━━ PROVIDED DATA ━━

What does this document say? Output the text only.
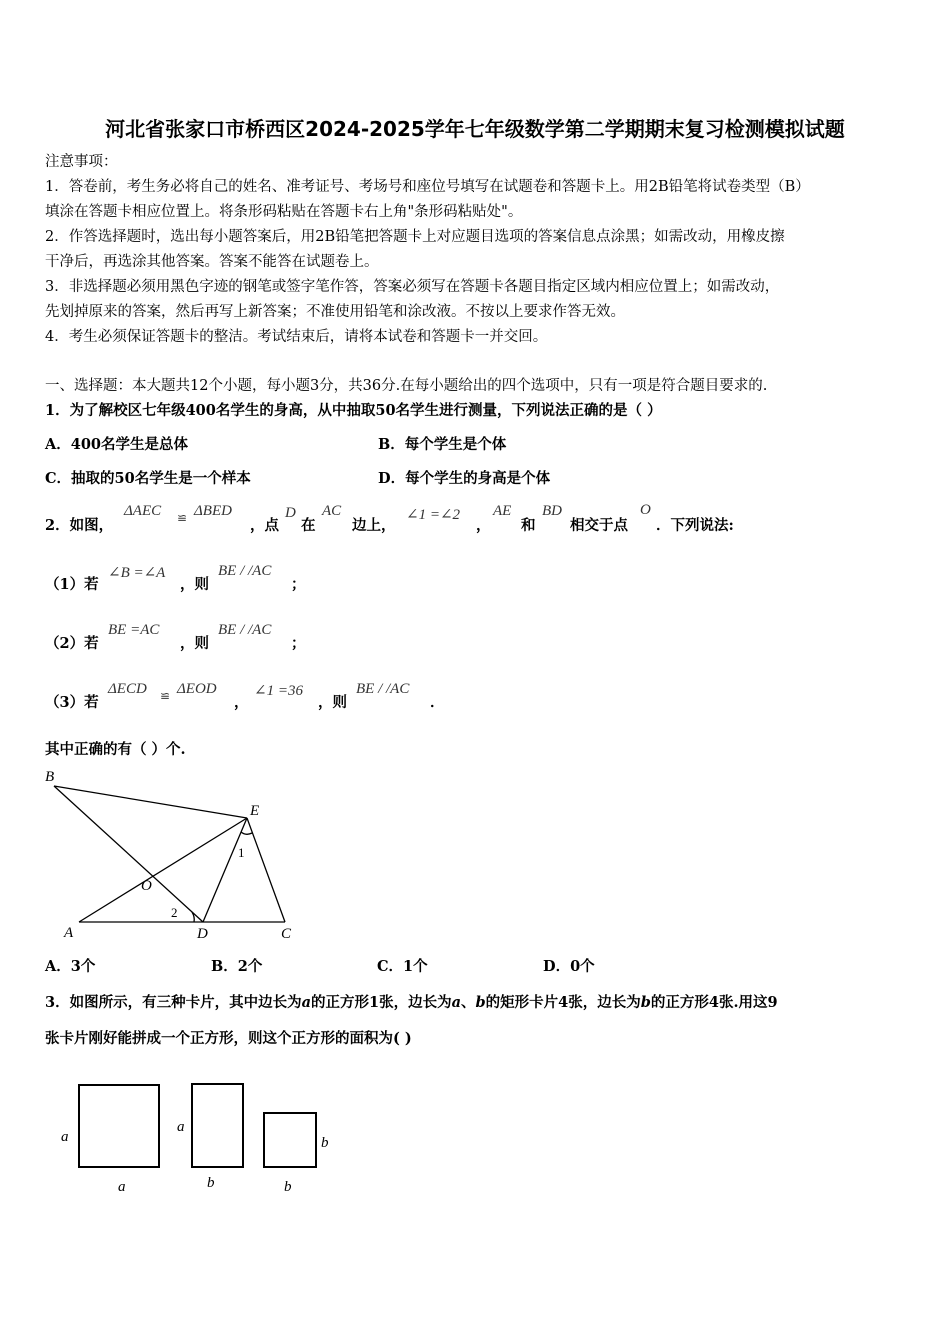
河北省张家口市桥西区2024-2025学年七年级数学第二学期期末复习检测模拟试题
注意事项：
1．答卷前，考生务必将自己的姓名、准考证号、考场号和座位号填写在试题卷和答题卡上。用2B铅笔将试卷类型（B）
填涂在答题卡相应位置上。将条形码粘贴在答题卡右上角"条形码粘贴处"。
2．作答选择题时，选出每小题答案后，用2B铅笔把答题卡上对应题目选项的答案信息点涂黑；如需改动，用橡皮擦
干净后，再选涂其他答案。答案不能答在试题卷上。
3．非选择题必须用黑色字迹的钢笔或签字笔作答，答案必须写在答题卡各题目指定区域内相应位置上；如需改动，
先划掉原来的答案，然后再写上新答案；不准使用铅笔和涂改液。不按以上要求作答无效。
4．考生必须保证答题卡的整洁。考试结束后，请将本试卷和答题卡一并交回。
一、选择题：本大题共12个小题，每小题3分，共36分.在每小题给出的四个选项中，只有一项是符合题目要求的.
1．为了解校区七年级400名学生的身高，从中抽取50名学生进行测量，下列说法正确的是（ ）
A．400名学生是总体	B．每个学生是个体
C．抽取的50名学生是一个样本	D．每个学生的身高是个体
2．如图，
ΔAEC ≌ ΔBED
，点
D
在
AC
边上，
∠1 =∠2
，
AE
和
BD
相交于点
O
．下列说法:
（1）若
∠B =∠A
，则
BE / /AC
；
（2）若
BE =AC
，则
BE / /AC
；
（3）若
ΔECD ≌ ΔEOD
，
∠1 =36
，则
BE / /AC
．
其中正确的有（ ）个.
B
E
1
O
2
A	D	C
A．3个	B．2个	C．1个	D．0个
3．如图所示，有三种卡片，其中边长为a的正方形1张，边长为a、b的矩形卡片4张，边长为b的正方形4张.用这9
张卡片刚好能拼成一个正方形，则这个正方形的面积为( )
a
a
a
b
b
b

━━━

YOUR GOAL:
Gather each line from the entries above that includes the word "如需改动".

SOLUTION TO THE EXERCISE:
2．作答选择题时，选出每小题答案后，用2B铅笔把答题卡上对应题目选项的答案信息点涂黑；如需改动，用橡皮擦
3．非选择题必须用黑色字迹的钢笔或签字笔作答，答案必须写在答题卡各题目指定区域内相应位置上；如需改动，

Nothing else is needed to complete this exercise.